Dataset items »
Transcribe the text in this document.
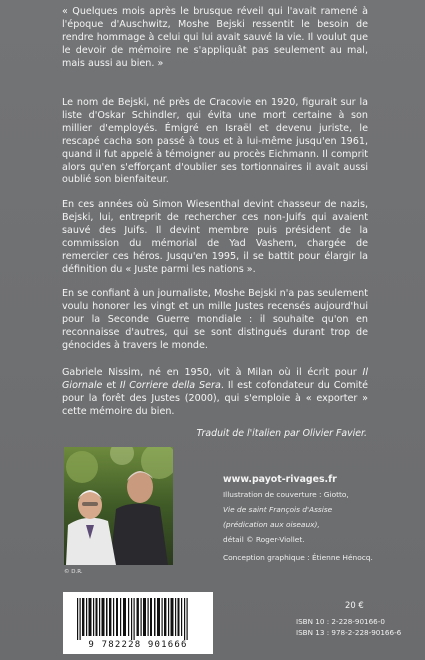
« Quelques mois après le brusque réveil qui l'avait ramené à l'époque d'Auschwitz, Moshe Bejski ressentit le besoin de rendre hommage à celui qui lui avait sauvé la vie. Il voulut que le devoir de mémoire ne s'appliquât pas seulement au mal, mais aussi au bien. »

Le nom de Bejski, né près de Cracovie en 1920, figurait sur la liste d'Oskar Schindler, qui évita une mort certaine à son millier d'employés. Émigré en Israël et devenu juriste, le rescapé cacha son passé à tous et à lui-même jusqu'en 1961, quand il fut appelé à témoigner au procès Eichmann. Il comprit alors qu'en s'efforçant d'oublier ses tortionnaires il avait aussi oublié son bienfaiteur.

En ces années où Simon Wiesenthal devint chasseur de nazis, Bejski, lui, entreprit de rechercher ces non-Juifs qui avaient sauvé des Juifs. Il devint membre puis président de la commission du mémorial de Yad Vashem, chargée de remercier ces héros. Jusqu'en 1995, il se battit pour élargir la définition du « Juste parmi les nations ».

En se confiant à un journaliste, Moshe Bejski n'a pas seulement voulu honorer les vingt et un mille Justes recensés aujourd'hui pour la Seconde Guerre mondiale : il souhaite qu'on en reconnaisse d'autres, qui se sont distingués durant trop de génocides à travers le monde.

Gabriele Nissim, né en 1950, vit à Milan où il écrit pour Il Giornale et Il Corriere della Sera. Il est cofondateur du Comité pour la forêt des Justes (2000), qui s'emploie à « exporter » cette mémoire du bien.

Traduit de l'italien par Olivier Favier.
© D.R.
www.payot-rivages.fr
Illustration de couverture : Giotto,
Vie de saint François d'Assise
(prédication aux oiseaux),
détail © Roger-Viollet.
Conception graphique : Étienne Hénocq.
9 782228 901666
20 €
ISBN 10 : 2-228-90166-0
ISBN 13 : 978-2-228-90166-6
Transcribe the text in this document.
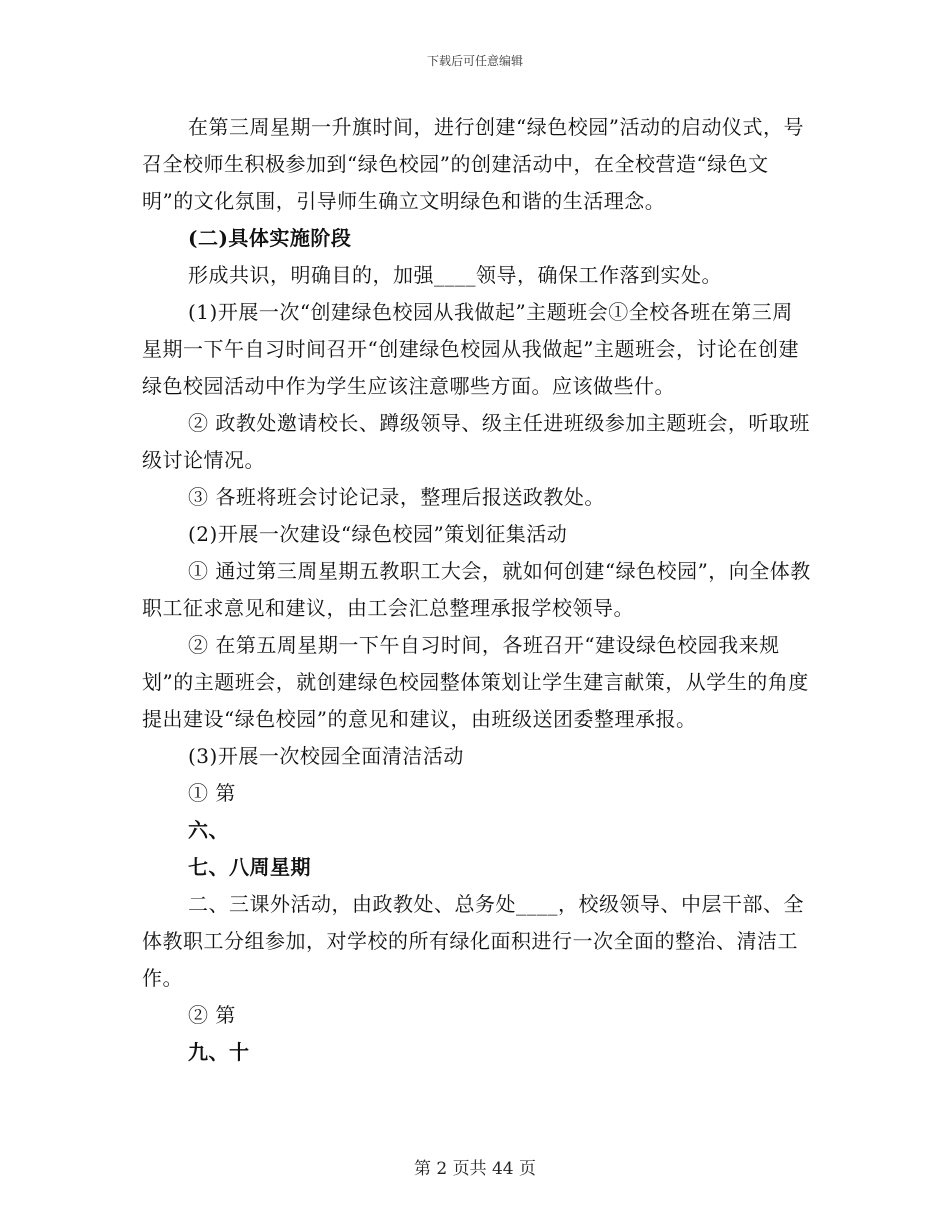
下载后可任意编辑

在第三周星期一升旗时间，进行创建“绿色校园”活动的启动仪式，号召全校师生积极参加到“绿色校园”的创建活动中，在全校营造“绿色文明”的文化氛围，引导师生确立文明绿色和谐的生活理念。

(二)具体实施阶段

形成共识，明确目的，加强____领导，确保工作落到实处。

(1)开展一次“创建绿色校园从我做起”主题班会①全校各班在第三周星期一下午自习时间召开“创建绿色校园从我做起”主题班会，讨论在创建绿色校园活动中作为学生应该注意哪些方面。应该做些什。

② 政教处邀请校长、蹲级领导、级主任进班级参加主题班会，听取班级讨论情况。

③ 各班将班会讨论记录，整理后报送政教处。

(2)开展一次建设“绿色校园”策划征集活动

① 通过第三周星期五教职工大会，就如何创建“绿色校园”，向全体教职工征求意见和建议，由工会汇总整理承报学校领导。

② 在第五周星期一下午自习时间，各班召开“建设绿色校园我来规划”的主题班会，就创建绿色校园整体策划让学生建言献策，从学生的角度提出建设“绿色校园”的意见和建议，由班级送团委整理承报。

(3)开展一次校园全面清洁活动

① 第

六、

七、八周星期

二、三课外活动，由政教处、总务处____，校级领导、中层干部、全体教职工分组参加，对学校的所有绿化面积进行一次全面的整治、清洁工作。

② 第

九、十

第 2 页共 44 页
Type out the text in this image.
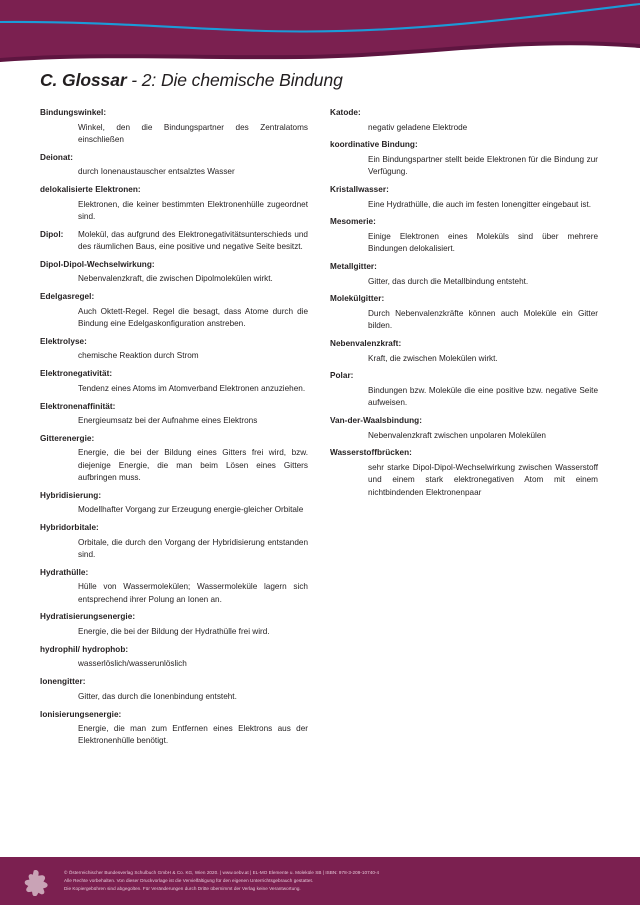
C. Glossar - 2: Die chemische Bindung
Bindungswinkel:
Winkel, den die Bindungspartner des Zentralatoms einschließen
Deionat:
durch Ionenaustauscher entsalztes Wasser
delokalisierte Elektronen:
Elektronen, die keiner bestimmten Elektronenhülle zugeordnet sind.
Dipol:	Molekül, das aufgrund des Elektronegativitätsunterschieds und des räumlichen Baus, eine positive und negative Seite besitzt.
Dipol-Dipol-Wechselwirkung:
Nebenvalenzkraft, die zwischen Dipolmolekülen wirkt.
Edelgasregel:
Auch Oktett-Regel. Regel die besagt, dass Atome durch die Bindung eine Edelgaskonfiguration anstreben.
Elektrolyse:
chemische Reaktion durch Strom
Elektronegativität:
Tendenz eines Atoms im Atomverband Elektronen anzuziehen.
Elektronenaffinität:
Energieumsatz bei der Aufnahme eines Elektrons
Gitterenergie:
Energie, die bei der Bildung eines Gitters frei wird, bzw. diejenige Energie, die man beim Lösen eines Gitters aufbringen muss.
Hybridisierung:
Modellhafter Vorgang zur Erzeugung energie-gleicher Orbitale
Hybridorbitale:
Orbitale, die durch den Vorgang der Hybridisierung entstanden sind.
Hydrathülle:
Hülle von Wassermolekülen; Wassermoleküle lagern sich entsprechend ihrer Polung an Ionen an.
Hydratisierungsenergie:
Energie, die bei der Bildung der Hydrathülle frei wird.
hydrophil/ hydrophob:
wasserlöslich/wasserunlöslich
Ionengitter:
Gitter, das durch die Ionenbindung entsteht.
Ionisierungsenergie:
Energie, die man zum Entfernen eines Elektrons aus der Elektronenhülle benötigt.
Katode:
negativ geladene Elektrode
koordinative Bindung:
Ein Bindungspartner stellt beide Elektronen für die Bindung zur Verfügung.
Kristallwasser:
Eine Hydrathülle, die auch im festen Ionengitter eingebaut ist.
Mesomerie:
Einige Elektronen eines Moleküls sind über mehrere Bindungen delokalisiert.
Metallgitter:
Gitter, das durch die Metallbindung entsteht.
Molekülgitter:
Durch Nebenvalenzkräfte können auch Moleküle ein Gitter bilden.
Nebenvalenzkraft:
Kraft, die zwischen Molekülen wirkt.
Polar:
Bindungen bzw. Moleküle die eine positive bzw. negative Seite aufweisen.
Van-der-Waalsbindung:
Nebenvalenzkraft zwischen unpolaren Molekülen
Wasserstoffbrücken:
sehr starke Dipol-Dipol-Wechselwirkung zwischen Wasserstoff und einem stark elektronegativen Atom mit einem nichtbindenden Elektronenpaar
© Österreichischer Bundesverlag Schulbuch GmbH & Co. KG, Wien 2020. | www.oebv.at | EL-MO Elemente u. Moleküle SB | ISBN: 978-3-209-10740-4
Alle Rechte vorbehalten. Von dieser Druckvorlage ist die Vervielfältigung für den eigenen Unterrichtsgebrauch gestattet.
Die Kopiergebühren sind abgegolten. Für Veränderungen durch Dritte übernimmt der Verlag keine Verantwortung.
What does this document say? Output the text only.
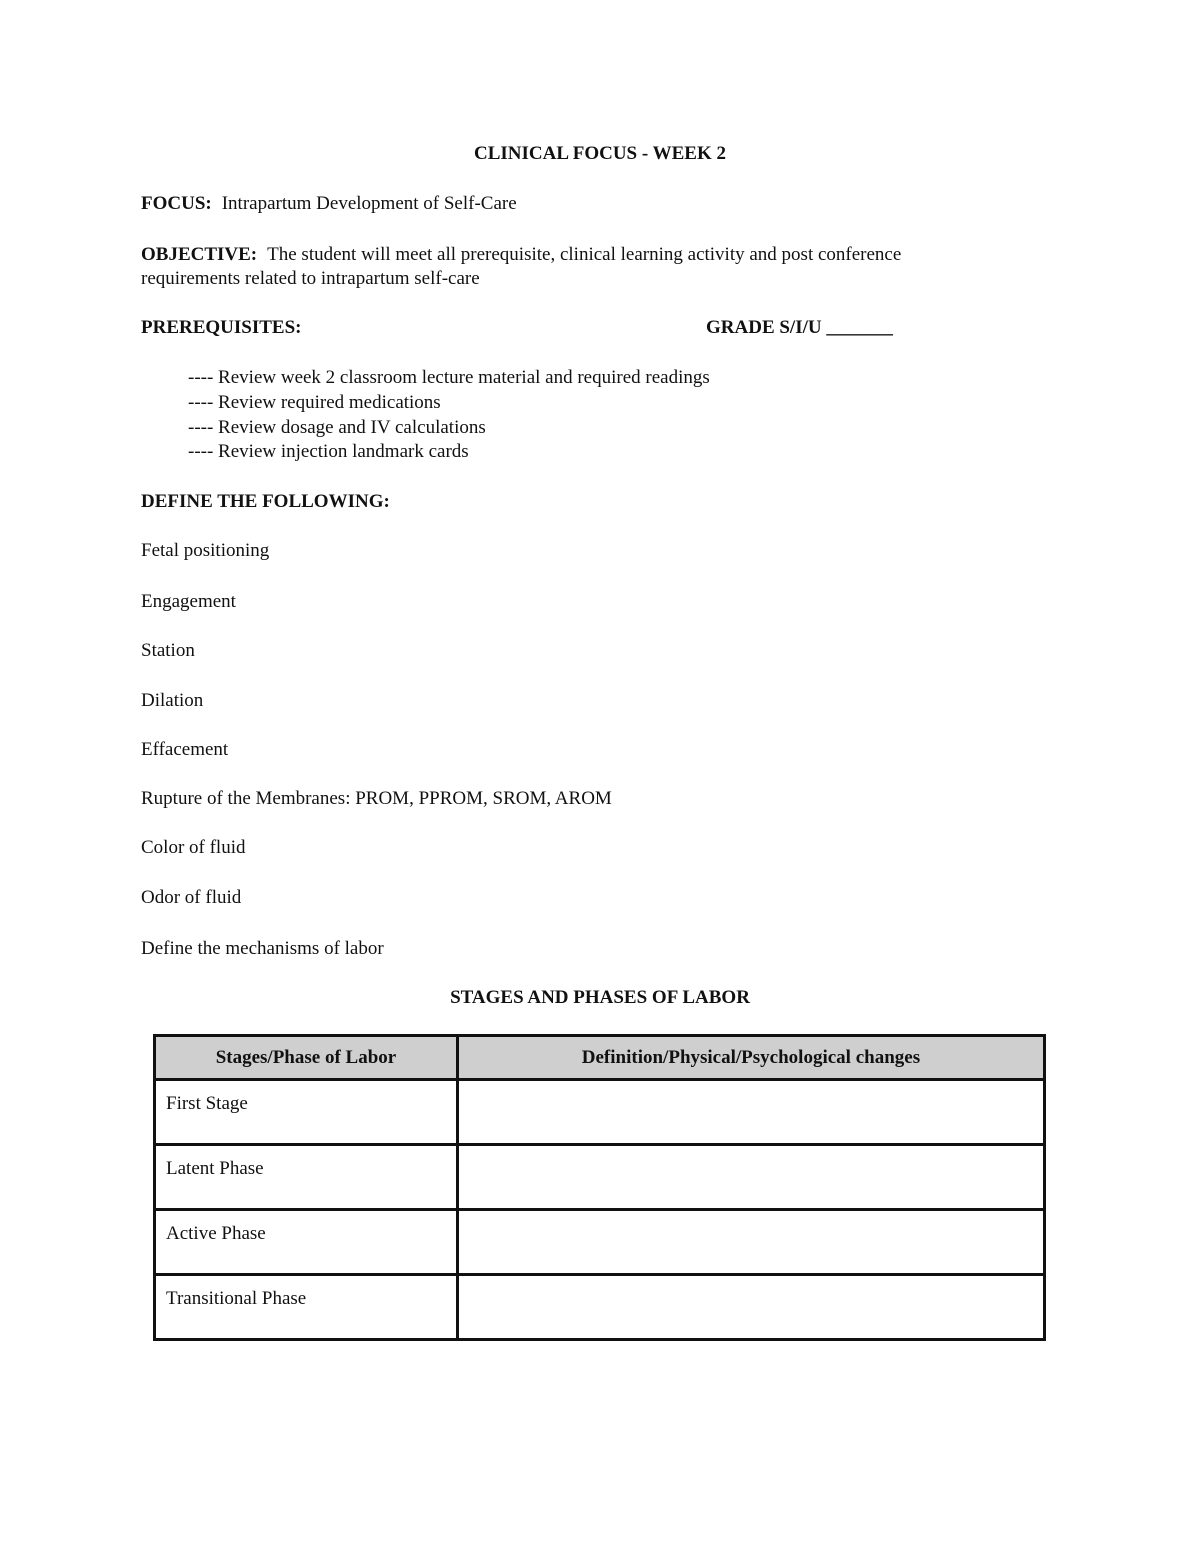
CLINICAL FOCUS - WEEK 2
FOCUS: Intrapartum Development of Self-Care
OBJECTIVE: The student will meet all prerequisite, clinical learning activity and post conference
requirements related to intrapartum self-care
PREREQUISITES:	GRADE S/I/U _______
---- Review week 2 classroom lecture material and required readings
---- Review required medications
---- Review dosage and IV calculations
---- Review injection landmark cards
DEFINE THE FOLLOWING:
Fetal positioning
Engagement
Station
Dilation
Effacement
Rupture of the Membranes: PROM, PPROM, SROM, AROM
Color of fluid
Odor of fluid
Define the mechanisms of labor
STAGES AND PHASES OF LABOR
Stages/Phase of Labor	Definition/Physical/Psychological changes
First Stage	
Latent Phase	
Active Phase	
Transitional Phase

WHAT IS BEING ASKED » Print each record exactly as it stands, leaving the images out.

EXERCISE SOLUTION »
Transcribe the text in this document.
« Quelques mois après le brusque réveil qui l'avait ramené à l'époque d'Auschwitz, Moshe Bejski ressentit le besoin de rendre hommage à celui qui lui avait sauvé la vie. Il voulut que le devoir de mémoire ne s'appliquât pas seulement au mal, mais aussi au bien. »

Le nom de Bejski, né près de Cracovie en 1920, figurait sur la liste d'Oskar Schindler, qui évita une mort certaine à son millier d'employés. Émigré en Israël et devenu juriste, le rescapé cacha son passé à tous et à lui-même jusqu'en 1961, quand il fut appelé à témoigner au procès Eichmann. Il comprit alors qu'en s'efforçant d'oublier ses tortionnaires il avait aussi oublié son bienfaiteur.

En ces années où Simon Wiesenthal devint chasseur de nazis, Bejski, lui, entreprit de rechercher ces non-Juifs qui avaient sauvé des Juifs. Il devint membre puis président de la commission du mémorial de Yad Vashem, chargée de remercier ces héros. Jusqu'en 1995, il se battit pour élargir la définition du « Juste parmi les nations ».

En se confiant à un journaliste, Moshe Bejski n'a pas seulement voulu honorer les vingt et un mille Justes recensés aujourd'hui pour la Seconde Guerre mondiale : il souhaite qu'on en reconnaisse d'autres, qui se sont distingués durant trop de génocides à travers le monde.

Gabriele Nissim, né en 1950, vit à Milan où il écrit pour Il Giornale et Il Corriere della Sera. Il est cofondateur du Comité pour la forêt des Justes (2000), qui s'emploie à « exporter » cette mémoire du bien.

Traduit de l'italien par Olivier Favier.
© D.R.
www.payot-rivages.fr
Illustration de couverture : Giotto,
Vie de saint François d'Assise
(prédication aux oiseaux),
détail © Roger-Viollet.
Conception graphique : Étienne Hénocq.
9 782228 901666
20 €
ISBN 10 : 2-228-90166-0
ISBN 13 : 978-2-228-90166-6
Transcribe the text in this document.
下载后可任意编辑

在第三周星期一升旗时间，进行创建“绿色校园”活动的启动仪式，号召全校师生积极参加到“绿色校园”的创建活动中，在全校营造“绿色文明”的文化氛围，引导师生确立文明绿色和谐的生活理念。

(二)具体实施阶段

形成共识，明确目的，加强____领导，确保工作落到实处。

(1)开展一次“创建绿色校园从我做起”主题班会①全校各班在第三周星期一下午自习时间召开“创建绿色校园从我做起”主题班会，讨论在创建绿色校园活动中作为学生应该注意哪些方面。应该做些什。

② 政教处邀请校长、蹲级领导、级主任进班级参加主题班会，听取班级讨论情况。

③ 各班将班会讨论记录，整理后报送政教处。

(2)开展一次建设“绿色校园”策划征集活动

① 通过第三周星期五教职工大会，就如何创建“绿色校园”，向全体教职工征求意见和建议，由工会汇总整理承报学校领导。

② 在第五周星期一下午自习时间，各班召开“建设绿色校园我来规划”的主题班会，就创建绿色校园整体策划让学生建言献策，从学生的角度提出建设“绿色校园”的意见和建议，由班级送团委整理承报。

(3)开展一次校园全面清洁活动

① 第

六、

七、八周星期

二、三课外活动，由政教处、总务处____，校级领导、中层干部、全体教职工分组参加，对学校的所有绿化面积进行一次全面的整治、清洁工作。

② 第

九、十

第 2 页共 44 页
Type out the text in this image.
C. Glossar - 2: Die chemische Bindung
Bindungswinkel:
Winkel, den die Bindungspartner des Zentralatoms einschließen
Deionat:
durch Ionenaustauscher entsalztes Wasser
delokalisierte Elektronen:
Elektronen, die keiner bestimmten Elektronenhülle zugeordnet sind.
Dipol:	Molekül, das aufgrund des Elektronegativitätsunterschieds und des räumlichen Baus, eine positive und negative Seite besitzt.
Dipol-Dipol-Wechselwirkung:
Nebenvalenzkraft, die zwischen Dipolmolekülen wirkt.
Edelgasregel:
Auch Oktett-Regel. Regel die besagt, dass Atome durch die Bindung eine Edelgaskonfiguration anstreben.
Elektrolyse:
chemische Reaktion durch Strom
Elektronegativität:
Tendenz eines Atoms im Atomverband Elektronen anzuziehen.
Elektronenaffinität:
Energieumsatz bei der Aufnahme eines Elektrons
Gitterenergie:
Energie, die bei der Bildung eines Gitters frei wird, bzw. diejenige Energie, die man beim Lösen eines Gitters aufbringen muss.
Hybridisierung:
Modellhafter Vorgang zur Erzeugung energie-gleicher Orbitale
Hybridorbitale:
Orbitale, die durch den Vorgang der Hybridisierung entstanden sind.
Hydrathülle:
Hülle von Wassermolekülen; Wassermoleküle lagern sich entsprechend ihrer Polung an Ionen an.
Hydratisierungsenergie:
Energie, die bei der Bildung der Hydrathülle frei wird.
hydrophil/ hydrophob:
wasserlöslich/wasserunlöslich
Ionengitter:
Gitter, das durch die Ionenbindung entsteht.
Ionisierungsenergie:
Energie, die man zum Entfernen eines Elektrons aus der Elektronenhülle benötigt.
Katode:
negativ geladene Elektrode
koordinative Bindung:
Ein Bindungspartner stellt beide Elektronen für die Bindung zur Verfügung.
Kristallwasser:
Eine Hydrathülle, die auch im festen Ionengitter eingebaut ist.
Mesomerie:
Einige Elektronen eines Moleküls sind über mehrere Bindungen delokalisiert.
Metallgitter:
Gitter, das durch die Metallbindung entsteht.
Molekülgitter:
Durch Nebenvalenzkräfte können auch Moleküle ein Gitter bilden.
Nebenvalenzkraft:
Kraft, die zwischen Molekülen wirkt.
Polar:
Bindungen bzw. Moleküle die eine positive bzw. negative Seite aufweisen.
Van-der-Waalsbindung:
Nebenvalenzkraft zwischen unpolaren Molekülen
Wasserstoffbrücken:
sehr starke Dipol-Dipol-Wechselwirkung zwischen Wasserstoff und einem stark elektronegativen Atom mit einem nichtbindenden Elektronenpaar
© Österreichischer Bundesverlag Schulbuch GmbH & Co. KG, Wien 2020. | www.oebv.at | EL-MO Elemente u. Moleküle SB | ISBN: 978-3-209-10740-4
Alle Rechte vorbehalten. Von dieser Druckvorlage ist die Vervielfältigung für den eigenen Unterrichtsgebrauch gestattet.
Die Kopiergebühren sind abgegolten. Für Veränderungen durch Dritte übernimmt der Verlag keine Verantwortung.
What does this document say? Output the text only.
CLINICAL FOCUS - WEEK 2
FOCUS: Intrapartum Development of Self-Care
OBJECTIVE: The student will meet all prerequisite, clinical learning activity and post conference
requirements related to intrapartum self-care
PREREQUISITES:	GRADE S/I/U _______
---- Review week 2 classroom lecture material and required readings
---- Review required medications
---- Review dosage and IV calculations
---- Review injection landmark cards
DEFINE THE FOLLOWING:
Fetal positioning
Engagement
Station
Dilation
Effacement
Rupture of the Membranes: PROM, PPROM, SROM, AROM
Color of fluid
Odor of fluid
Define the mechanisms of labor
STAGES AND PHASES OF LABOR
Stages/Phase of Labor	Definition/Physical/Psychological changes
First Stage	
Latent Phase	
Active Phase	
Transitional Phase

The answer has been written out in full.